* **Written request**: From the listing below, return each line that includes "Gotówki".

#### Provided data

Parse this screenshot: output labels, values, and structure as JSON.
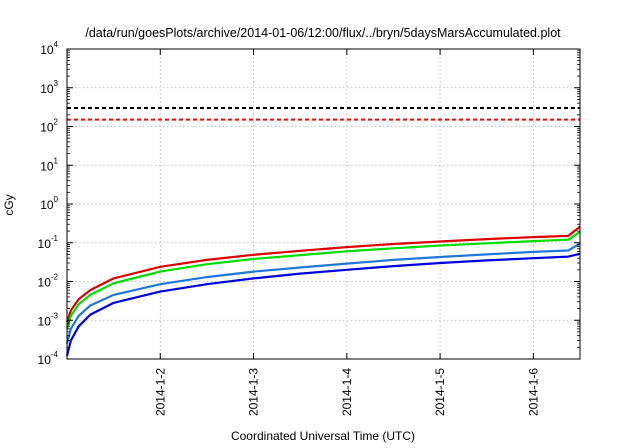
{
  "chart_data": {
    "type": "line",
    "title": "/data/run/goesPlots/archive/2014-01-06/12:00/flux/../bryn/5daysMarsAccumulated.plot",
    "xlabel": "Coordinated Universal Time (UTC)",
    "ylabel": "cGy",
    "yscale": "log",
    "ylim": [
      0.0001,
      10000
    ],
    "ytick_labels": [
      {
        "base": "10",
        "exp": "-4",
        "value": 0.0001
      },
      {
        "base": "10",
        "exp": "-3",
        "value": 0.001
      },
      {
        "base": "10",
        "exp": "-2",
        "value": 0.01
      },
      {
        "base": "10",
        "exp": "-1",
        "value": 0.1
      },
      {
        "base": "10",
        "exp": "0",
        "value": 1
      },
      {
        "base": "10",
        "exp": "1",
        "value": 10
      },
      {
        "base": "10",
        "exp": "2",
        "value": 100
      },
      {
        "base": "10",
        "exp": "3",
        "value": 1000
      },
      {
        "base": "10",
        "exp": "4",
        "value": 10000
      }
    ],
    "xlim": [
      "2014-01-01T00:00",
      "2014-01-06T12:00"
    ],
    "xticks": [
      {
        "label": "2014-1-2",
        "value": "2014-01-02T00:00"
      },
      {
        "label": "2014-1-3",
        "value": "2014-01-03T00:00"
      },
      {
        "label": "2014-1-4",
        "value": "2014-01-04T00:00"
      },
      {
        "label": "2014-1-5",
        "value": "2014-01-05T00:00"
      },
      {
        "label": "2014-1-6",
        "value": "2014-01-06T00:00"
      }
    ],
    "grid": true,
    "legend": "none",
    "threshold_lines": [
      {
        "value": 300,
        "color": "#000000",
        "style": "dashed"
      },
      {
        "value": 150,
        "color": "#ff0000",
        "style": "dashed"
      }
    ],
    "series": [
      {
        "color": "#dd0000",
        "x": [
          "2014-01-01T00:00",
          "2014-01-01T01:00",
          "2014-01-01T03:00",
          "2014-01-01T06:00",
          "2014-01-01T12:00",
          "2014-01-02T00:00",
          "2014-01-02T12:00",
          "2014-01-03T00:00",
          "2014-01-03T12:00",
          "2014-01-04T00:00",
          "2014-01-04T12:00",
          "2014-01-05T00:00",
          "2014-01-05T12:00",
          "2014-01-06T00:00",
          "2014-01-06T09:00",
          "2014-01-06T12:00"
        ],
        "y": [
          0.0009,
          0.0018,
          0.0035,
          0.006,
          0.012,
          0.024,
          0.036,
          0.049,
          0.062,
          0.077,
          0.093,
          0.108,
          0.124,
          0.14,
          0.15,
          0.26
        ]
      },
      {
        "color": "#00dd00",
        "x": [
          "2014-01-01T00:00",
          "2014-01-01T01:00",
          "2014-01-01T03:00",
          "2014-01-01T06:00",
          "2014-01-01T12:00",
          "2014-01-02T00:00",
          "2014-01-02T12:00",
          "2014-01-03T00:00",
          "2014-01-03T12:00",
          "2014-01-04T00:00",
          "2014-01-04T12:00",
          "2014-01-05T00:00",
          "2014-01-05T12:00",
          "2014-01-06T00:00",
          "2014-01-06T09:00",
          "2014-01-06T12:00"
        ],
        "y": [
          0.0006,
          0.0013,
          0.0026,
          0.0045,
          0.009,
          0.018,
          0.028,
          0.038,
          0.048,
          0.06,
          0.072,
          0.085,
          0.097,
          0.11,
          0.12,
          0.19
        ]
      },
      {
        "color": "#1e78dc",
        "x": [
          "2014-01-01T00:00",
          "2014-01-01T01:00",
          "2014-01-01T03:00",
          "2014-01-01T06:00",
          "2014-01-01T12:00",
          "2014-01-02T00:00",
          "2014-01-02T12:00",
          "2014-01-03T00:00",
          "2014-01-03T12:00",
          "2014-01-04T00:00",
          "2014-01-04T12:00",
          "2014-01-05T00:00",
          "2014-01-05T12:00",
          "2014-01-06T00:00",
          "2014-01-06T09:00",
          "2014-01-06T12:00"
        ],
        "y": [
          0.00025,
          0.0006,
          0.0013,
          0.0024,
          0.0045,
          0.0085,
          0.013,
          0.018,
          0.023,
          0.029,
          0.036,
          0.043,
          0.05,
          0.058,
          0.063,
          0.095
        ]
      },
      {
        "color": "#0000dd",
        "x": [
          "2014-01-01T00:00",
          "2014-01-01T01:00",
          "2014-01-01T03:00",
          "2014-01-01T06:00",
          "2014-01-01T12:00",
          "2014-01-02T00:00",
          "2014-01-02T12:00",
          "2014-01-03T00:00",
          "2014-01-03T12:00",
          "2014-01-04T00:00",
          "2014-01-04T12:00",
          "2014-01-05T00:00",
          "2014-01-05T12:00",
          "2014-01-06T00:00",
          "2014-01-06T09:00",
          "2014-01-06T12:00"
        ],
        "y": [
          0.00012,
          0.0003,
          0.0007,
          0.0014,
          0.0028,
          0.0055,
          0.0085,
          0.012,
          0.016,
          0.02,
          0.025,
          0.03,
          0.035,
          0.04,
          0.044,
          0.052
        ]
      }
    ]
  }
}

########
#### Provided data

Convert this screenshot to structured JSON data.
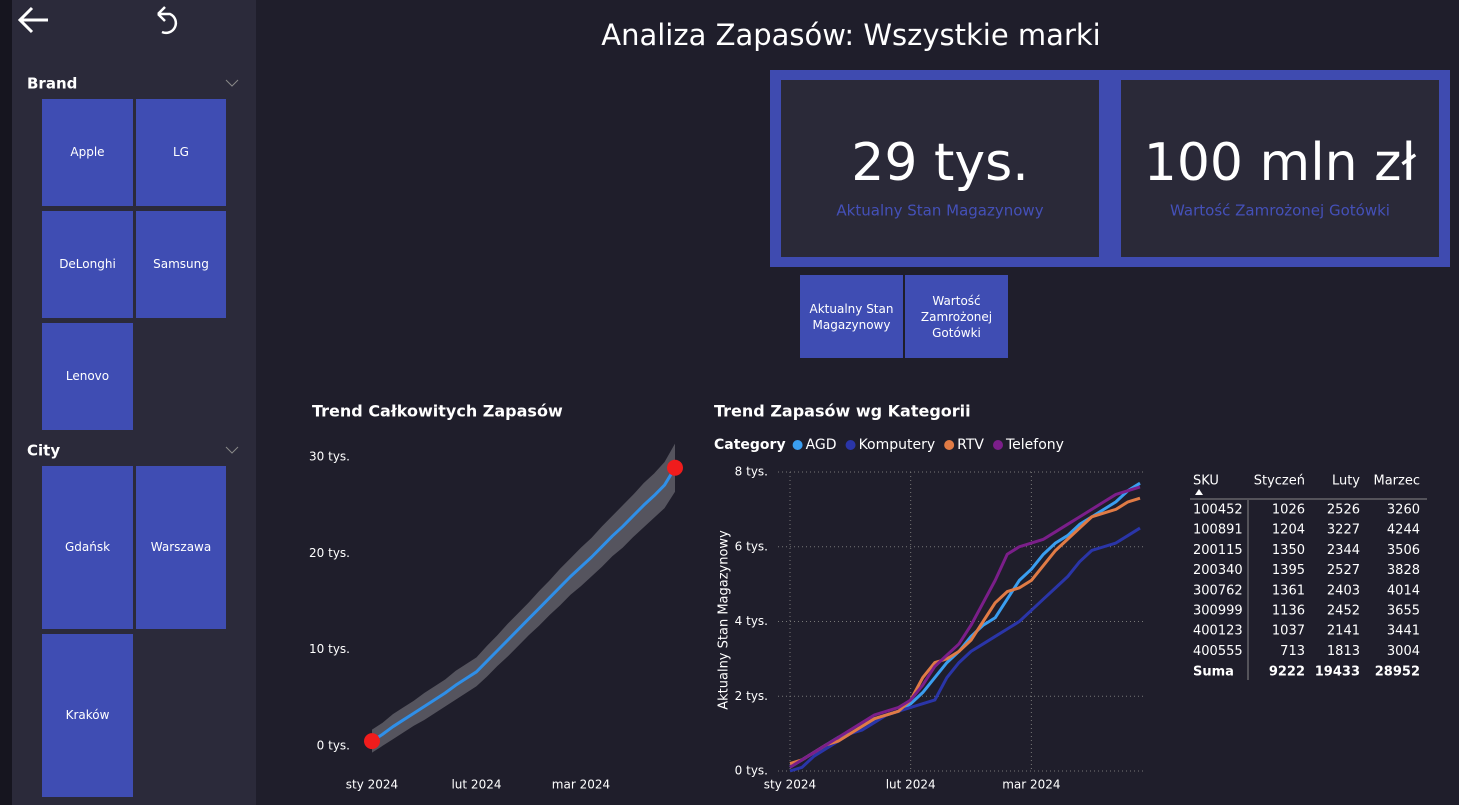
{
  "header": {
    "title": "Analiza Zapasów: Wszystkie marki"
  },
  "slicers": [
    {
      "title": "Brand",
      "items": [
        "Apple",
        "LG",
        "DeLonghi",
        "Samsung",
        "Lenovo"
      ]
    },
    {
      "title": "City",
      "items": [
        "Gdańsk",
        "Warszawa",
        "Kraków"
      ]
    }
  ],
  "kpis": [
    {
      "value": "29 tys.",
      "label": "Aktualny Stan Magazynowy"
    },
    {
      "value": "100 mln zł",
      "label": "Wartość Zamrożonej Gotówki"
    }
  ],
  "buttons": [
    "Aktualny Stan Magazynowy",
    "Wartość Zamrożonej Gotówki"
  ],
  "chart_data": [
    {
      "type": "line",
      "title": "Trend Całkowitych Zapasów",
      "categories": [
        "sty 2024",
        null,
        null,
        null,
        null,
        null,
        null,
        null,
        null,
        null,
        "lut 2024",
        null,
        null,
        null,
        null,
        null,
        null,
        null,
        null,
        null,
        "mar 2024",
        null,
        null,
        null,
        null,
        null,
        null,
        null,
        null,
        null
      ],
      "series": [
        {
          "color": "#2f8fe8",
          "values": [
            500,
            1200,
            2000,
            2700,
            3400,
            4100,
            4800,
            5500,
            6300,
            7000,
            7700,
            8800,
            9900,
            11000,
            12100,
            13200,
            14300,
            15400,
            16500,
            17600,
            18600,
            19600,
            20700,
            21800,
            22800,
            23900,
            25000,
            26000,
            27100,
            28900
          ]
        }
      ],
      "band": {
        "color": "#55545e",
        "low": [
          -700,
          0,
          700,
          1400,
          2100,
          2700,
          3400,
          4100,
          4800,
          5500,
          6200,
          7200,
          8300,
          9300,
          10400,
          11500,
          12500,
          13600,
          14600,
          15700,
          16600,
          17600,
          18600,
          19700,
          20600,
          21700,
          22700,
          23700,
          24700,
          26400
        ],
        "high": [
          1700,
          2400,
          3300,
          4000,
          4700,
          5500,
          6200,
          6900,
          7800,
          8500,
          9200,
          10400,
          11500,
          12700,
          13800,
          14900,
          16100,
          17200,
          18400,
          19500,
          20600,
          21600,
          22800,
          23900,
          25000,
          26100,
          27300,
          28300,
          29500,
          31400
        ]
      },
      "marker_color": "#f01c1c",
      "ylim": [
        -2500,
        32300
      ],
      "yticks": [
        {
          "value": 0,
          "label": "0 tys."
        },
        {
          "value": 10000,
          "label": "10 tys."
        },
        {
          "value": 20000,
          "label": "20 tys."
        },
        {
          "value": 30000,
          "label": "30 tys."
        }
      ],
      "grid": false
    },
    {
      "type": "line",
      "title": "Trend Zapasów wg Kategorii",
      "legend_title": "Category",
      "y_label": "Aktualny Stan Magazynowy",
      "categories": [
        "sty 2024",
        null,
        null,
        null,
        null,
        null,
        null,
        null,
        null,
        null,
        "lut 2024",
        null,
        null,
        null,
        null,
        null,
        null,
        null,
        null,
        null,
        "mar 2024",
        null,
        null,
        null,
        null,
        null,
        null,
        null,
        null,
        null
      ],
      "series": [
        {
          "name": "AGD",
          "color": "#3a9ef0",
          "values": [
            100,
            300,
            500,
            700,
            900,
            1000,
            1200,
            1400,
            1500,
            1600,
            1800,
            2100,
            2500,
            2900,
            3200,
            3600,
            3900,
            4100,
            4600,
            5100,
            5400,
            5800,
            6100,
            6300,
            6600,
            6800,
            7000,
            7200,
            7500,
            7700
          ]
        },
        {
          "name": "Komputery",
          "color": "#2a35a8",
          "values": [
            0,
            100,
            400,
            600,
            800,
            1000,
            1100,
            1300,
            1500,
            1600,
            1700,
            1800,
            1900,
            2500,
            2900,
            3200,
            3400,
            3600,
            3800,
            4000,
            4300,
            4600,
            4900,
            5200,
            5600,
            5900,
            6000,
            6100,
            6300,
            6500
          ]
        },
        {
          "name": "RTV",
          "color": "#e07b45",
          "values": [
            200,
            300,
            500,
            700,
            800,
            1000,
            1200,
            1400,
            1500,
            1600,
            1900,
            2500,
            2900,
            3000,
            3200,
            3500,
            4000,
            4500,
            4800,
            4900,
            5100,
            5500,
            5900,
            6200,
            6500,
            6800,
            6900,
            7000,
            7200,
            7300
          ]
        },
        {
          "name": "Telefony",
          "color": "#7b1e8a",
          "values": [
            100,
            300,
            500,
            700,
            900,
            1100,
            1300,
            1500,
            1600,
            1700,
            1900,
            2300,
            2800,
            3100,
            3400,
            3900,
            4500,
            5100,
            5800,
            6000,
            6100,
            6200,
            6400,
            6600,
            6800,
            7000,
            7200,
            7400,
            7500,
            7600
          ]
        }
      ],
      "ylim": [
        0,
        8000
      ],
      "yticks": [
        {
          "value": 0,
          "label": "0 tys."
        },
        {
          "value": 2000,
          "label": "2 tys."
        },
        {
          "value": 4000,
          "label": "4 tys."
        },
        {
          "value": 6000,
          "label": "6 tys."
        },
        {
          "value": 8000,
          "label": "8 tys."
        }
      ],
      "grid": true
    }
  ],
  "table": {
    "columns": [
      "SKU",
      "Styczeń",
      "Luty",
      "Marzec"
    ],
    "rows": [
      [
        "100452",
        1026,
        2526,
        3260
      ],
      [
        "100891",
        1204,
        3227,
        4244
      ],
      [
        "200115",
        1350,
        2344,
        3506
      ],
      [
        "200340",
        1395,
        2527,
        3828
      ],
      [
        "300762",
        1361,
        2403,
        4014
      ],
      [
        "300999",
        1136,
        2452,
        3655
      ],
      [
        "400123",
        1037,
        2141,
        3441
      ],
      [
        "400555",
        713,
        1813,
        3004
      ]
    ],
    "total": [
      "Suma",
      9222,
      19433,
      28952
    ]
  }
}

########
#### Provided data

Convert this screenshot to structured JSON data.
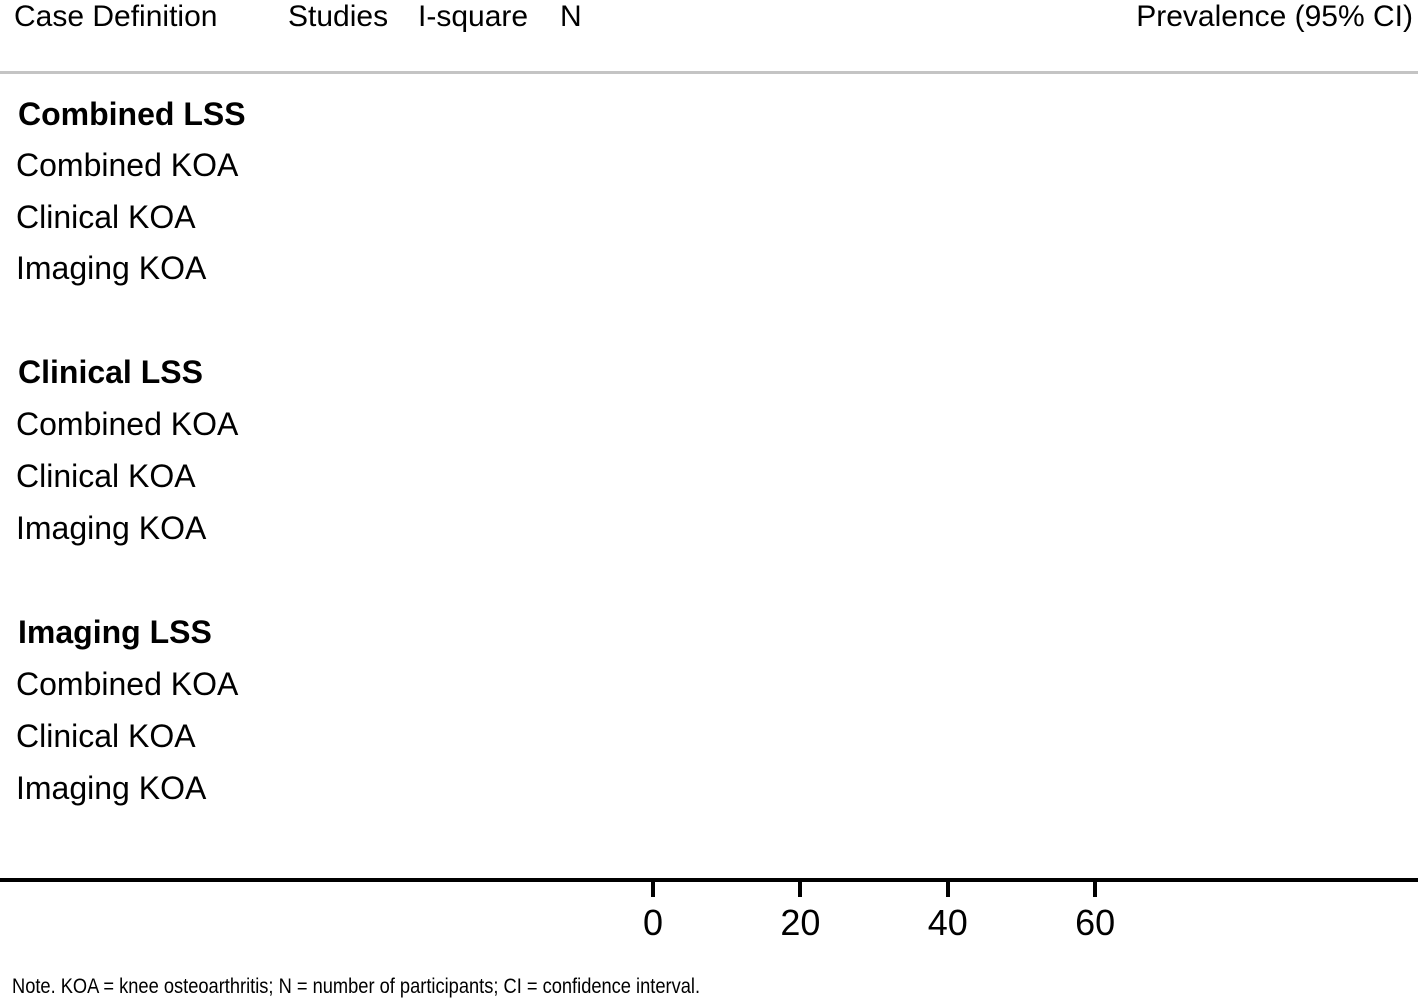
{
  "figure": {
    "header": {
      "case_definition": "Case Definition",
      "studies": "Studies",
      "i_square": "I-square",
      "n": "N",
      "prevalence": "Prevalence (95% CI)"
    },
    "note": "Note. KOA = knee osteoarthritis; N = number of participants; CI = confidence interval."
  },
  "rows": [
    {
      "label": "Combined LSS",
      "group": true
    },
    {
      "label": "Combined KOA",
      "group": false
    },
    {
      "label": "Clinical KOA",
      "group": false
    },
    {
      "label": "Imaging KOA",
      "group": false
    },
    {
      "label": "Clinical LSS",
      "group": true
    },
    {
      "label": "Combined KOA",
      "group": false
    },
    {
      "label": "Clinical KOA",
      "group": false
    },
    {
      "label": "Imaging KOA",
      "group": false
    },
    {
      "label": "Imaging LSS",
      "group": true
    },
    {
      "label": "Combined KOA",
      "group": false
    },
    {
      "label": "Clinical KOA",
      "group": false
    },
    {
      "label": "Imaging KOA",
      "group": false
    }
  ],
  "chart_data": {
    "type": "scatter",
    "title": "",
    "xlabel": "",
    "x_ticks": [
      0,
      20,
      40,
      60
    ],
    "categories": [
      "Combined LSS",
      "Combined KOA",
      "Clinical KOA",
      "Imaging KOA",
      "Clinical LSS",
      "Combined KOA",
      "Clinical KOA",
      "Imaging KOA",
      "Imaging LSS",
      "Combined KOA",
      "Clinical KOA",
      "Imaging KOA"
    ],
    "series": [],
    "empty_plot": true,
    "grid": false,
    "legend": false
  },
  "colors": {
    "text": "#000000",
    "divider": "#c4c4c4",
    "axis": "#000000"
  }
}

########

* **Solution to the problem**:
      "label": "Wartość Zamrożonej Gotówki"
    "Wartość Zamrożonej Gotówki"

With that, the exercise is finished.